* GOAL *
Scan the listing and work out how many lines contain the word "auch". Nothing but the number should be given.

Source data

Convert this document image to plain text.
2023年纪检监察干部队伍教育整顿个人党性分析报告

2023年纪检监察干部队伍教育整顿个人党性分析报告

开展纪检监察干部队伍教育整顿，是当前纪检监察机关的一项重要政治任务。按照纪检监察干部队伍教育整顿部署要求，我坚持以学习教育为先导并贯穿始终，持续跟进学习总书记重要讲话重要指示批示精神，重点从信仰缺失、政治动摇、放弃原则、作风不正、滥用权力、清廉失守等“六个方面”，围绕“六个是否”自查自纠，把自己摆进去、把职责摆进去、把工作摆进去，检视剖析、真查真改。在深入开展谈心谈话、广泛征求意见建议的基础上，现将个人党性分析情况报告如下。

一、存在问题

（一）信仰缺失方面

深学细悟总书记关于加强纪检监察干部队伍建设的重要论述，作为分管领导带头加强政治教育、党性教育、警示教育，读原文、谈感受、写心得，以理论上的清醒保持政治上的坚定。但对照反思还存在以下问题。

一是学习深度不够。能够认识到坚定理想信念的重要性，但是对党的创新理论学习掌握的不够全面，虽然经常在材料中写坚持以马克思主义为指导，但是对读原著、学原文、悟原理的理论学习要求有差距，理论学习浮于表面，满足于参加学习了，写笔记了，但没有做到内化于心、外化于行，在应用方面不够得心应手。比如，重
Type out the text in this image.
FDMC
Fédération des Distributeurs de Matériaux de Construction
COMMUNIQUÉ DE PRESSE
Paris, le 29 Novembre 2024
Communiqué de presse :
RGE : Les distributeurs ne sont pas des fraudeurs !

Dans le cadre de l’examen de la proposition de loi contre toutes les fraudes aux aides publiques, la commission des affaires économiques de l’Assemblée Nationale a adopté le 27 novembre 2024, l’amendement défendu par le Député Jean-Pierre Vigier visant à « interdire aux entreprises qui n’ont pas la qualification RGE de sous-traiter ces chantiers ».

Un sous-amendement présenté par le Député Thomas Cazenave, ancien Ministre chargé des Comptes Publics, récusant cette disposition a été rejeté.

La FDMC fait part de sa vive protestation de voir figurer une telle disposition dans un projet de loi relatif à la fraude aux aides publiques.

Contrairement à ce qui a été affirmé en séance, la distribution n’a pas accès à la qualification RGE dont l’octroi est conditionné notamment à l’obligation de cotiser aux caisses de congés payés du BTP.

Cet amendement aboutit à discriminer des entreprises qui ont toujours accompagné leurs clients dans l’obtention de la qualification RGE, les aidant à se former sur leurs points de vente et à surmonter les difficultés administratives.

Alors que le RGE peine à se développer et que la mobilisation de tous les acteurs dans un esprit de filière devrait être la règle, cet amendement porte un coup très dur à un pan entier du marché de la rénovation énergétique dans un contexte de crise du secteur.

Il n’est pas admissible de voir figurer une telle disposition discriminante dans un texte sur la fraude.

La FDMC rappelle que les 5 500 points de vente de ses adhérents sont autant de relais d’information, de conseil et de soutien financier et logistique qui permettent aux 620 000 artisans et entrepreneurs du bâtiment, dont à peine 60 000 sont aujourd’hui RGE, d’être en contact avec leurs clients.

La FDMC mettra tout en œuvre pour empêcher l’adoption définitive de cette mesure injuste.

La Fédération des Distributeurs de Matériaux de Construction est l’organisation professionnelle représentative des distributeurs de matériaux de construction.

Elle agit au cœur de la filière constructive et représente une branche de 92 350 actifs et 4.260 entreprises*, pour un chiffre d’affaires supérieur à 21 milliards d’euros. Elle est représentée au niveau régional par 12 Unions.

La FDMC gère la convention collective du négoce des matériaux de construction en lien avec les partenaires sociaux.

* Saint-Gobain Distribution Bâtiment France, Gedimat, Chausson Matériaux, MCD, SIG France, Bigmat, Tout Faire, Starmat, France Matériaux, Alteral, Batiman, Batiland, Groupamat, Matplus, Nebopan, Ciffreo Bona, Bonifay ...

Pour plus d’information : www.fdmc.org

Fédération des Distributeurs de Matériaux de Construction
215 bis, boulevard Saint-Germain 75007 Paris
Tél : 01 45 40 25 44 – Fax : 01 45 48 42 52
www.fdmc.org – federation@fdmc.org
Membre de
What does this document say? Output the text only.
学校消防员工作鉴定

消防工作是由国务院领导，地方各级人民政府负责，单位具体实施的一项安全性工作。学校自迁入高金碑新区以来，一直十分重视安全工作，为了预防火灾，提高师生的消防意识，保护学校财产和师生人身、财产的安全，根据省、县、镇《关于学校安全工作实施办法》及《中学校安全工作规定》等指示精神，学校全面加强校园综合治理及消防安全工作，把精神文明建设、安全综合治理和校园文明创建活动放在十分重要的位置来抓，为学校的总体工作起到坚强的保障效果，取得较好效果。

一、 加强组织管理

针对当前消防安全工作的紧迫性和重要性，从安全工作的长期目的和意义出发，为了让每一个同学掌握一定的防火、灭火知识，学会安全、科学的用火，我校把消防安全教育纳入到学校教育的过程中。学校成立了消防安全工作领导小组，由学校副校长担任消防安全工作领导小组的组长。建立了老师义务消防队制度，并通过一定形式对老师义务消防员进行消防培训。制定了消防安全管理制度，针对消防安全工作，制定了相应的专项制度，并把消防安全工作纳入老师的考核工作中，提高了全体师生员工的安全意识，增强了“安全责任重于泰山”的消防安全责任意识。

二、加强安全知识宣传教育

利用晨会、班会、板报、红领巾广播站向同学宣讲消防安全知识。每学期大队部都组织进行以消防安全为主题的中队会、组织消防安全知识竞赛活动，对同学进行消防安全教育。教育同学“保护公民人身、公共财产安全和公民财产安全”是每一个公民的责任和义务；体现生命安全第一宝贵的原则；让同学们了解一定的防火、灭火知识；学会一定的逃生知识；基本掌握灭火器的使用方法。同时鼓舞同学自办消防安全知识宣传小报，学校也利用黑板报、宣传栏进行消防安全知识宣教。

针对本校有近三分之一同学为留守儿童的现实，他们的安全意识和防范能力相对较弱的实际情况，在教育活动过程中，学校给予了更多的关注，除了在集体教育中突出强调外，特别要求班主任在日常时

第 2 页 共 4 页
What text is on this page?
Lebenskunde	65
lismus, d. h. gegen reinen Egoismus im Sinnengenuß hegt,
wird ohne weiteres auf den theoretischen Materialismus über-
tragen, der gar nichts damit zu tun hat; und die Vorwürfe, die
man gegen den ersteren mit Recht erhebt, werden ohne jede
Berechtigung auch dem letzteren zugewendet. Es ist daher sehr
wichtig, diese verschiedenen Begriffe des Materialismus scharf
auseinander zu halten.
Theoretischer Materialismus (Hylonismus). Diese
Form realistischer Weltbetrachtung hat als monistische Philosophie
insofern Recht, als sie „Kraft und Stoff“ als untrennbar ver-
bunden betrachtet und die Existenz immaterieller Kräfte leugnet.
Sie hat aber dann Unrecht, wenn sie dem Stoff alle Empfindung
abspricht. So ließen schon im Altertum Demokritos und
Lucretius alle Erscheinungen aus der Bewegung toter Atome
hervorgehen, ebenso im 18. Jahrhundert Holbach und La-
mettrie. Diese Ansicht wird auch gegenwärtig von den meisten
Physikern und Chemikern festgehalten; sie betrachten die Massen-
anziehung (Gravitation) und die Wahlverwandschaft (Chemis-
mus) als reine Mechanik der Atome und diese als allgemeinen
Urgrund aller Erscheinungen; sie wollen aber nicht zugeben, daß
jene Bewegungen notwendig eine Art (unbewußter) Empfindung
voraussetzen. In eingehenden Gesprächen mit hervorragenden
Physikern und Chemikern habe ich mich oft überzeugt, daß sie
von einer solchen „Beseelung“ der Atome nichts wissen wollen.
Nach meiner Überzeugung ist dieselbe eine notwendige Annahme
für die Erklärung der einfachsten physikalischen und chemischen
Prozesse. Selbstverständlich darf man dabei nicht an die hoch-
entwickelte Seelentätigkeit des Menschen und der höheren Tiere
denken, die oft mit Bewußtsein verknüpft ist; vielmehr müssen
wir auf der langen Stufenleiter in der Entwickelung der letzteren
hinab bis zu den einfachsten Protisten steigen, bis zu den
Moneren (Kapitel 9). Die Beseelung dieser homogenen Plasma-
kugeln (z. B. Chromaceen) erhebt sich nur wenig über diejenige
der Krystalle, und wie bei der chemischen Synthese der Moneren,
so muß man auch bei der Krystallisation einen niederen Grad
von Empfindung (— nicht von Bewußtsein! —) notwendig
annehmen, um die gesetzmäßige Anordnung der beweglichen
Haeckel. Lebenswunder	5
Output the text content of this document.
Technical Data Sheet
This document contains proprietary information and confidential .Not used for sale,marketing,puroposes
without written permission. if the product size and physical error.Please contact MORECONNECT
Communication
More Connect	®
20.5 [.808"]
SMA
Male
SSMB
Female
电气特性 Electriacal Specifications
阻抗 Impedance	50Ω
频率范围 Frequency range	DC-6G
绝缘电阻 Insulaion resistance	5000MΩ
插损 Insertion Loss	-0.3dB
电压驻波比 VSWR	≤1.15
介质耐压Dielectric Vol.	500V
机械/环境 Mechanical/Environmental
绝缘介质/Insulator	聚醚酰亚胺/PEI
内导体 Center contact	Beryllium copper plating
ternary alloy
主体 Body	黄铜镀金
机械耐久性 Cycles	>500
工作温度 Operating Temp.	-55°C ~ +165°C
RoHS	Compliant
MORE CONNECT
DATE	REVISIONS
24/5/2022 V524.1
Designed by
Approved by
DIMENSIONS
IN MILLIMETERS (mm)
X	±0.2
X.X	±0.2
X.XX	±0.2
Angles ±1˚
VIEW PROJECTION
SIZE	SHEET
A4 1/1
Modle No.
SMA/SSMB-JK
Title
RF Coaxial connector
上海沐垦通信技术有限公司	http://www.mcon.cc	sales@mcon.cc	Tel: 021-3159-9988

* FINISHED EXERCISE *
3